Give the material again in full, matching it exactly.

*GIVEN RECORDS:*
^^^^^^^^

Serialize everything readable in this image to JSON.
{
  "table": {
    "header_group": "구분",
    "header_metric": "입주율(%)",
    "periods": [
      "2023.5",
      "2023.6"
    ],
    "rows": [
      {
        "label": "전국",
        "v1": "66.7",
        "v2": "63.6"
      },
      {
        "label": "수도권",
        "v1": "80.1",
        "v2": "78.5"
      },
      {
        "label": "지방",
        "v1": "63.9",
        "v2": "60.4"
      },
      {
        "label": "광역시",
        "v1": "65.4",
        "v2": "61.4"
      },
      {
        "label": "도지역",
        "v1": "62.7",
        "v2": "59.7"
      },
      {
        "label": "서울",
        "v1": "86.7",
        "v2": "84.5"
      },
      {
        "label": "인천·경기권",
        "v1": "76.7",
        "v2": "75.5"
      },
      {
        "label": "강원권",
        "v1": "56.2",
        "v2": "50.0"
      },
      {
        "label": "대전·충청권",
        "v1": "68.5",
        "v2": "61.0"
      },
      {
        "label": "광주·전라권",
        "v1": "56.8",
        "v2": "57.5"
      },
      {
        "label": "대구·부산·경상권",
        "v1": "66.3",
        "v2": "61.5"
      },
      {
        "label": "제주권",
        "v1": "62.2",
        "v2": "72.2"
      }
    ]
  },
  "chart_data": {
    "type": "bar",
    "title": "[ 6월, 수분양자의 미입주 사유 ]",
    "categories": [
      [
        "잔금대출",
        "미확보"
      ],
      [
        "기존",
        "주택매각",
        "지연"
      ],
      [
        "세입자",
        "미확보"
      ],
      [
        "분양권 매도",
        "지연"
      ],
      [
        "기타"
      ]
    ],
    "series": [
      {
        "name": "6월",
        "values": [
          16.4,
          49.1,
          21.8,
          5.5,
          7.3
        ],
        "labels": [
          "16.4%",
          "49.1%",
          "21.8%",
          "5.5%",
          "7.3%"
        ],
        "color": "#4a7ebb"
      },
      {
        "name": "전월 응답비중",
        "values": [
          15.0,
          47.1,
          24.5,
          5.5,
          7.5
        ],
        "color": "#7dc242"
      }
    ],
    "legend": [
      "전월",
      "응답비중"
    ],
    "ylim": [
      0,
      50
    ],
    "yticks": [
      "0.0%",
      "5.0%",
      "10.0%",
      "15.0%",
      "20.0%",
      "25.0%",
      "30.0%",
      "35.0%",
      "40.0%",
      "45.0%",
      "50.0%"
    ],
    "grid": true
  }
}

^^^^^^^^

*FINISHED EXERCISE:*
Serialize everything readable in this image to JSON.
{
  "table": {
    "header_group": "구분",
    "header_metric": "입주율(%)",
    "periods": [
      "2023.5",
      "2023.6"
    ],
    "rows": [
      {
        "label": "전국",
        "v1": "66.7",
        "v2": "63.6"
      },
      {
        "label": "수도권",
        "v1": "80.1",
        "v2": "78.5"
      },
      {
        "label": "지방",
        "v1": "63.9",
        "v2": "60.4"
      },
      {
        "label": "광역시",
        "v1": "65.4",
        "v2": "61.4"
      },
      {
        "label": "도지역",
        "v1": "62.7",
        "v2": "59.7"
      },
      {
        "label": "서울",
        "v1": "86.7",
        "v2": "84.5"
      },
      {
        "label": "인천·경기권",
        "v1": "76.7",
        "v2": "75.5"
      },
      {
        "label": "강원권",
        "v1": "56.2",
        "v2": "50.0"
      },
      {
        "label": "대전·충청권",
        "v1": "68.5",
        "v2": "61.0"
      },
      {
        "label": "광주·전라권",
        "v1": "56.8",
        "v2": "57.5"
      },
      {
        "label": "대구·부산·경상권",
        "v1": "66.3",
        "v2": "61.5"
      },
      {
        "label": "제주권",
        "v1": "62.2",
        "v2": "72.2"
      }
    ]
  },
  "chart_data": {
    "type": "bar",
    "title": "[ 6월, 수분양자의 미입주 사유 ]",
    "categories": [
      [
        "잔금대출",
        "미확보"
      ],
      [
        "기존",
        "주택매각",
        "지연"
      ],
      [
        "세입자",
        "미확보"
      ],
      [
        "분양권 매도",
        "지연"
      ],
      [
        "기타"
      ]
    ],
    "series": [
      {
        "name": "6월",
        "values": [
          16.4,
          49.1,
          21.8,
          5.5,
          7.3
        ],
        "labels": [
          "16.4%",
          "49.1%",
          "21.8%",
          "5.5%",
          "7.3%"
        ],
        "color": "#4a7ebb"
      },
      {
        "name": "전월 응답비중",
        "values": [
          15.0,
          47.1,
          24.5,
          5.5,
          7.5
        ],
        "color": "#7dc242"
      }
    ],
    "legend": [
      "전월",
      "응답비중"
    ],
    "ylim": [
      0,
      50
    ],
    "yticks": [
      "0.0%",
      "5.0%",
      "10.0%",
      "15.0%",
      "20.0%",
      "25.0%",
      "30.0%",
      "35.0%",
      "40.0%",
      "45.0%",
      "50.0%"
    ],
    "grid": true
  }
}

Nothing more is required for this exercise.